* _GOAL OF THE EXERCISE_
Rename "watermark" to "overlay" throughout the records below, keeping everything else unchanged, and omit the pictures.
## Begin MATERIAL SHOWN
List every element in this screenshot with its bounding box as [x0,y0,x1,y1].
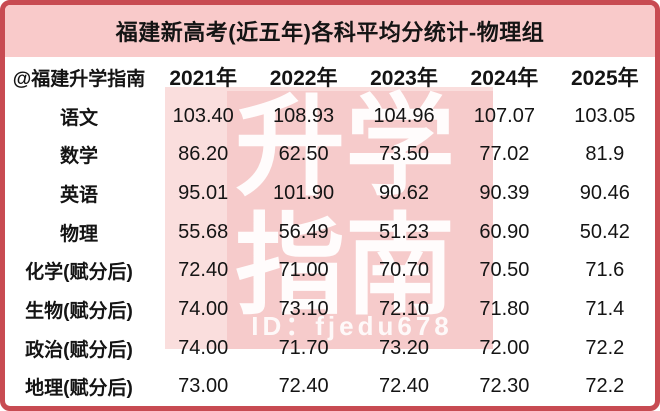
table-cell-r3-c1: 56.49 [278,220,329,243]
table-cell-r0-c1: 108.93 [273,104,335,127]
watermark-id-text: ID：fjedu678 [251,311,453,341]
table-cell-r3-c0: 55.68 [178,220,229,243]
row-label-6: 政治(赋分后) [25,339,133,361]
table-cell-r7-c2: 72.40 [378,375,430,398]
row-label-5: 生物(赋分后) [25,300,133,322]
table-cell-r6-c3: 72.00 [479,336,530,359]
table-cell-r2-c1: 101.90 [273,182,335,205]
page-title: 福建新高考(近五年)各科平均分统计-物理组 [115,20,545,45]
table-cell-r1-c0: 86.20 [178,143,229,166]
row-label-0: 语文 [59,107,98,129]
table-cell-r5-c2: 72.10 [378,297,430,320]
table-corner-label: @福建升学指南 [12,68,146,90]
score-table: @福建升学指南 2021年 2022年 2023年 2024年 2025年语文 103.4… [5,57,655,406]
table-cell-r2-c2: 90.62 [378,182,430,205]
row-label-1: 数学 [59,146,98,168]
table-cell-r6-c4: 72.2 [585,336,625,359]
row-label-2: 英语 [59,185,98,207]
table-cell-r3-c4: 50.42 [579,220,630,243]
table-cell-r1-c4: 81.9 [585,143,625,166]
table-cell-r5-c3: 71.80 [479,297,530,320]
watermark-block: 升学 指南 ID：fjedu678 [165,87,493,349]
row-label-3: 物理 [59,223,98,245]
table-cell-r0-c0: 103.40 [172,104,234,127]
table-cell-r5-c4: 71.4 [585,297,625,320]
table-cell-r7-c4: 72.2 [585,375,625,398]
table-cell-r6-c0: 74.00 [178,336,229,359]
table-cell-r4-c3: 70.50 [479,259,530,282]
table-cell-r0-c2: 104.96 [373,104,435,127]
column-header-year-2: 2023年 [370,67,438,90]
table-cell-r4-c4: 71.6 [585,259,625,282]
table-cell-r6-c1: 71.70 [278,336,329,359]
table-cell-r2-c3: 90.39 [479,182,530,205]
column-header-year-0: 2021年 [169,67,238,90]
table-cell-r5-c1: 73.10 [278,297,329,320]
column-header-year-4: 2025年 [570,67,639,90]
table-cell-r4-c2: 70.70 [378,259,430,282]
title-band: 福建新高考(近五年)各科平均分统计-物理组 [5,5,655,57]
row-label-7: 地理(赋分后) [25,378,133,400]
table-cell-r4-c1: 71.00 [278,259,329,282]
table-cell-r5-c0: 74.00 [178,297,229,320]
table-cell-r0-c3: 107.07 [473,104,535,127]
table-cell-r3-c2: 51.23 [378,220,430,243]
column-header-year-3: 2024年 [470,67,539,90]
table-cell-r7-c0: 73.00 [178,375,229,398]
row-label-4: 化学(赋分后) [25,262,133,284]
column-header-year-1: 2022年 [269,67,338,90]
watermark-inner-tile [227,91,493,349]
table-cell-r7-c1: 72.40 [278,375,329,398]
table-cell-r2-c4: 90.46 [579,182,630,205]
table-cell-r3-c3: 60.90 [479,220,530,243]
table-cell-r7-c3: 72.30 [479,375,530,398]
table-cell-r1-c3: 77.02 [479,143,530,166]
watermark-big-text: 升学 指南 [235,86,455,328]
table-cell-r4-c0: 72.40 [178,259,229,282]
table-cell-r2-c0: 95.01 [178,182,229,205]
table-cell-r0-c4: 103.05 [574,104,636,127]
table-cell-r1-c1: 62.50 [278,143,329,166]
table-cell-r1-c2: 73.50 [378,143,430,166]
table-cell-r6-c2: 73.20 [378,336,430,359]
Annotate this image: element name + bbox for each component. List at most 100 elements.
## End MATERIAL SHOWN
* _PROBLEM SOLUTION_
List every element in this screenshot with its bounding box as [x0,y0,x1,y1].
table-cell-r3-c1: 56.49 [278,220,329,243]
table-cell-r0-c1: 108.93 [273,104,335,127]
overlay-id-text: ID：fjedu678 [251,311,453,341]
table-cell-r3-c0: 55.68 [178,220,229,243]
row-label-6: 政治(赋分后) [25,339,133,361]
table-cell-r7-c2: 72.40 [378,375,430,398]
row-label-5: 生物(赋分后) [25,300,133,322]
table-cell-r6-c3: 72.00 [479,336,530,359]
table-cell-r2-c1: 101.90 [273,182,335,205]
page-title: 福建新高考(近五年)各科平均分统计-物理组 [115,20,545,45]
table-cell-r1-c0: 86.20 [178,143,229,166]
row-label-0: 语文 [59,107,98,129]
table-cell-r5-c2: 72.10 [378,297,430,320]
table-corner-label: @福建升学指南 [12,68,146,90]
score-table: @福建升学指南 2021年 2022年 2023年 2024年 2025年语文 103.4… [5,57,655,406]
table-cell-r2-c2: 90.62 [378,182,430,205]
row-label-1: 数学 [59,146,98,168]
table-cell-r6-c4: 72.2 [585,336,625,359]
row-label-2: 英语 [59,185,98,207]
table-cell-r3-c4: 50.42 [579,220,630,243]
table-cell-r1-c4: 81.9 [585,143,625,166]
table-cell-r5-c3: 71.80 [479,297,530,320]
overlay-block: 升学 指南 ID：fjedu678 [165,87,493,349]
row-label-3: 物理 [59,223,98,245]
table-cell-r0-c0: 103.40 [172,104,234,127]
table-cell-r5-c4: 71.4 [585,297,625,320]
table-cell-r7-c4: 72.2 [585,375,625,398]
table-cell-r6-c0: 74.00 [178,336,229,359]
table-cell-r4-c3: 70.50 [479,259,530,282]
table-cell-r0-c2: 104.96 [373,104,435,127]
column-header-year-2: 2023年 [370,67,438,90]
table-cell-r4-c4: 71.6 [585,259,625,282]
table-cell-r6-c1: 71.70 [278,336,329,359]
table-cell-r2-c3: 90.39 [479,182,530,205]
column-header-year-0: 2021年 [169,67,238,90]
table-cell-r5-c1: 73.10 [278,297,329,320]
column-header-year-4: 2025年 [570,67,639,90]
table-cell-r4-c2: 70.70 [378,259,430,282]
title-band: 福建新高考(近五年)各科平均分统计-物理组 [5,5,655,57]
row-label-7: 地理(赋分后) [25,378,133,400]
table-cell-r4-c1: 71.00 [278,259,329,282]
table-cell-r5-c0: 74.00 [178,297,229,320]
table-cell-r0-c3: 107.07 [473,104,535,127]
table-cell-r3-c2: 51.23 [378,220,430,243]
column-header-year-3: 2024年 [470,67,539,90]
table-cell-r7-c0: 73.00 [178,375,229,398]
row-label-4: 化学(赋分后) [25,262,133,284]
column-header-year-1: 2022年 [269,67,338,90]
overlay-inner-tile [227,91,493,349]
table-cell-r7-c1: 72.40 [278,375,329,398]
table-cell-r2-c4: 90.46 [579,182,630,205]
table-cell-r3-c3: 60.90 [479,220,530,243]
table-cell-r7-c3: 72.30 [479,375,530,398]
table-cell-r1-c3: 77.02 [479,143,530,166]
overlay-big-text: 升学 指南 [235,86,455,328]
table-cell-r4-c0: 72.40 [178,259,229,282]
table-cell-r2-c0: 95.01 [178,182,229,205]
table-cell-r0-c4: 103.05 [574,104,636,127]
table-cell-r1-c1: 62.50 [278,143,329,166]
table-cell-r1-c2: 73.50 [378,143,430,166]
table-cell-r6-c2: 73.20 [378,336,430,359]
Annotate this image: element name + bbox for each component. List at most 100 elements.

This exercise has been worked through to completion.